TO BE DONE: Write out the complete material exactly as it stands.

DATA FOR THE TASK:
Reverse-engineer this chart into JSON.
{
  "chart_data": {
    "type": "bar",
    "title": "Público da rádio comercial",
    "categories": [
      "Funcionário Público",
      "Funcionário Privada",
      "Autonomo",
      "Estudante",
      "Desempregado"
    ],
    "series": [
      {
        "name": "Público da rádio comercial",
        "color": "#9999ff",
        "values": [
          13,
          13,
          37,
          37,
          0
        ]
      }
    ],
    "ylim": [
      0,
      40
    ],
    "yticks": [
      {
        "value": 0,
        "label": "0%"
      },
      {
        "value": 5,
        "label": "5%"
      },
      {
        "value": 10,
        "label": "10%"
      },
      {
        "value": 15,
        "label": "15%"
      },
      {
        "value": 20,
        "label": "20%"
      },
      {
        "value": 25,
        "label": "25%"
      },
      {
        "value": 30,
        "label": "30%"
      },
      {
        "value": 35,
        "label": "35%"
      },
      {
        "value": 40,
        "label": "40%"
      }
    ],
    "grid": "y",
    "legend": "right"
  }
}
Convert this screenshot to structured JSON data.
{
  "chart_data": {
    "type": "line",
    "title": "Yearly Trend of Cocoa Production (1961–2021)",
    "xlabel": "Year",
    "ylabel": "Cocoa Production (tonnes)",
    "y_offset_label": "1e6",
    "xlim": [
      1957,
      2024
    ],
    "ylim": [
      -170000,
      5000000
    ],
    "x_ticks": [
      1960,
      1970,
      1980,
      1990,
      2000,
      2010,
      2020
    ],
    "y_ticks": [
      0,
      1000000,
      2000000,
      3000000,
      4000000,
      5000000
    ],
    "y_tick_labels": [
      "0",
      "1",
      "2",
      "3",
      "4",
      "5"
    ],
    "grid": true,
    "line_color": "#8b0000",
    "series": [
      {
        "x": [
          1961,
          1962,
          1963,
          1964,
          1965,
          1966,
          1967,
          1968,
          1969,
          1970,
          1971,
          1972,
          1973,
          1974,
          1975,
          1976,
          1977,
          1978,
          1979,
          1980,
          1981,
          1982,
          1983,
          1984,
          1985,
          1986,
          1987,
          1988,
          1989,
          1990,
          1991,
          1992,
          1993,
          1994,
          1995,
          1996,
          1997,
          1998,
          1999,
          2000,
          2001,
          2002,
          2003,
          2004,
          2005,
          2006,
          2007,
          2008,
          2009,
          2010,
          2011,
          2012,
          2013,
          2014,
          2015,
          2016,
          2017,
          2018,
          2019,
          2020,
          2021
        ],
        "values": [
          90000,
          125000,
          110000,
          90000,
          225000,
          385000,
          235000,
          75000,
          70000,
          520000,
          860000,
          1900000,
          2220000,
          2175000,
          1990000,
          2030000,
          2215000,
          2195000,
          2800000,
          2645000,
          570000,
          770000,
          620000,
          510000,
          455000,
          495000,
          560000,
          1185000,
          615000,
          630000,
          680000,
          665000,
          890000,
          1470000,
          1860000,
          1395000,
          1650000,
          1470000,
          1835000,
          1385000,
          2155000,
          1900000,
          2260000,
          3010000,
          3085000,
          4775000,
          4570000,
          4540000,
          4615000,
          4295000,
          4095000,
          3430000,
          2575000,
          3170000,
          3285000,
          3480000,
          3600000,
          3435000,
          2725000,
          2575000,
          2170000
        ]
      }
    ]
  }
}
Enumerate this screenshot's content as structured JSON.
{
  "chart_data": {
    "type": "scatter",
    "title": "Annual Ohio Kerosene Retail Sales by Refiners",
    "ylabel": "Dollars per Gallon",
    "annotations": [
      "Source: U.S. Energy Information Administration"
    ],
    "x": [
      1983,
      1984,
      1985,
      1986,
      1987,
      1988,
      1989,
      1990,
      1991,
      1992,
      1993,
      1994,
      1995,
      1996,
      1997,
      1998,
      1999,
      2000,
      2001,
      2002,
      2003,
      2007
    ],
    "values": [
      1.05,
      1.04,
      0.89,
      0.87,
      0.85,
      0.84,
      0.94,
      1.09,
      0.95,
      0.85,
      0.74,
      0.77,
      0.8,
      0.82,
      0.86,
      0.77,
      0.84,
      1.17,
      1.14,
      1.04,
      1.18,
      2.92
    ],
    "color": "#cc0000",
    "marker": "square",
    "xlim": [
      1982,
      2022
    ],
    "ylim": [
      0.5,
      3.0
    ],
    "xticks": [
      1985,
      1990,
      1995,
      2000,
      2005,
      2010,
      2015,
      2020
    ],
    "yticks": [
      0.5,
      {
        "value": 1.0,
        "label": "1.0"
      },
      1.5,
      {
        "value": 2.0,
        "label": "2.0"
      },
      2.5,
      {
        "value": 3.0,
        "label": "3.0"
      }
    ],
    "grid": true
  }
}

SOLVED PROBLEM:
Reverse-engineer this chart into JSON.
{
  "chart_data": {
    "type": "bar",
    "title": "Público da rádio comercial",
    "categories": [
      "Funcionário Público",
      "Funcionário Privada",
      "Autonomo",
      "Estudante",
      "Desempregado"
    ],
    "series": [
      {
        "name": "Público da rádio comercial",
        "color": "#9999ff",
        "values": [
          13,
          13,
          37,
          37,
          0
        ]
      }
    ],
    "ylim": [
      0,
      40
    ],
    "yticks": [
      {
        "value": 0,
        "label": "0%"
      },
      {
        "value": 5,
        "label": "5%"
      },
      {
        "value": 10,
        "label": "10%"
      },
      {
        "value": 15,
        "label": "15%"
      },
      {
        "value": 20,
        "label": "20%"
      },
      {
        "value": 25,
        "label": "25%"
      },
      {
        "value": 30,
        "label": "30%"
      },
      {
        "value": 35,
        "label": "35%"
      },
      {
        "value": 40,
        "label": "40%"
      }
    ],
    "grid": "y",
    "legend": "right"
  }
}
Convert this screenshot to structured JSON data.
{
  "chart_data": {
    "type": "line",
    "title": "Yearly Trend of Cocoa Production (1961–2021)",
    "xlabel": "Year",
    "ylabel": "Cocoa Production (tonnes)",
    "y_offset_label": "1e6",
    "xlim": [
      1957,
      2024
    ],
    "ylim": [
      -170000,
      5000000
    ],
    "x_ticks": [
      1960,
      1970,
      1980,
      1990,
      2000,
      2010,
      2020
    ],
    "y_ticks": [
      0,
      1000000,
      2000000,
      3000000,
      4000000,
      5000000
    ],
    "y_tick_labels": [
      "0",
      "1",
      "2",
      "3",
      "4",
      "5"
    ],
    "grid": true,
    "line_color": "#8b0000",
    "series": [
      {
        "x": [
          1961,
          1962,
          1963,
          1964,
          1965,
          1966,
          1967,
          1968,
          1969,
          1970,
          1971,
          1972,
          1973,
          1974,
          1975,
          1976,
          1977,
          1978,
          1979,
          1980,
          1981,
          1982,
          1983,
          1984,
          1985,
          1986,
          1987,
          1988,
          1989,
          1990,
          1991,
          1992,
          1993,
          1994,
          1995,
          1996,
          1997,
          1998,
          1999,
          2000,
          2001,
          2002,
          2003,
          2004,
          2005,
          2006,
          2007,
          2008,
          2009,
          2010,
          2011,
          2012,
          2013,
          2014,
          2015,
          2016,
          2017,
          2018,
          2019,
          2020,
          2021
        ],
        "values": [
          90000,
          125000,
          110000,
          90000,
          225000,
          385000,
          235000,
          75000,
          70000,
          520000,
          860000,
          1900000,
          2220000,
          2175000,
          1990000,
          2030000,
          2215000,
          2195000,
          2800000,
          2645000,
          570000,
          770000,
          620000,
          510000,
          455000,
          495000,
          560000,
          1185000,
          615000,
          630000,
          680000,
          665000,
          890000,
          1470000,
          1860000,
          1395000,
          1650000,
          1470000,
          1835000,
          1385000,
          2155000,
          1900000,
          2260000,
          3010000,
          3085000,
          4775000,
          4570000,
          4540000,
          4615000,
          4295000,
          4095000,
          3430000,
          2575000,
          3170000,
          3285000,
          3480000,
          3600000,
          3435000,
          2725000,
          2575000,
          2170000
        ]
      }
    ]
  }
}
Enumerate this screenshot's content as structured JSON.
{
  "chart_data": {
    "type": "scatter",
    "title": "Annual Ohio Kerosene Retail Sales by Refiners",
    "ylabel": "Dollars per Gallon",
    "annotations": [
      "Source: U.S. Energy Information Administration"
    ],
    "x": [
      1983,
      1984,
      1985,
      1986,
      1987,
      1988,
      1989,
      1990,
      1991,
      1992,
      1993,
      1994,
      1995,
      1996,
      1997,
      1998,
      1999,
      2000,
      2001,
      2002,
      2003,
      2007
    ],
    "values": [
      1.05,
      1.04,
      0.89,
      0.87,
      0.85,
      0.84,
      0.94,
      1.09,
      0.95,
      0.85,
      0.74,
      0.77,
      0.8,
      0.82,
      0.86,
      0.77,
      0.84,
      1.17,
      1.14,
      1.04,
      1.18,
      2.92
    ],
    "color": "#cc0000",
    "marker": "square",
    "xlim": [
      1982,
      2022
    ],
    "ylim": [
      0.5,
      3.0
    ],
    "xticks": [
      1985,
      1990,
      1995,
      2000,
      2005,
      2010,
      2015,
      2020
    ],
    "yticks": [
      0.5,
      {
        "value": 1.0,
        "label": "1.0"
      },
      1.5,
      {
        "value": 2.0,
        "label": "2.0"
      },
      2.5,
      {
        "value": 3.0,
        "label": "3.0"
      }
    ],
    "grid": true
  }
}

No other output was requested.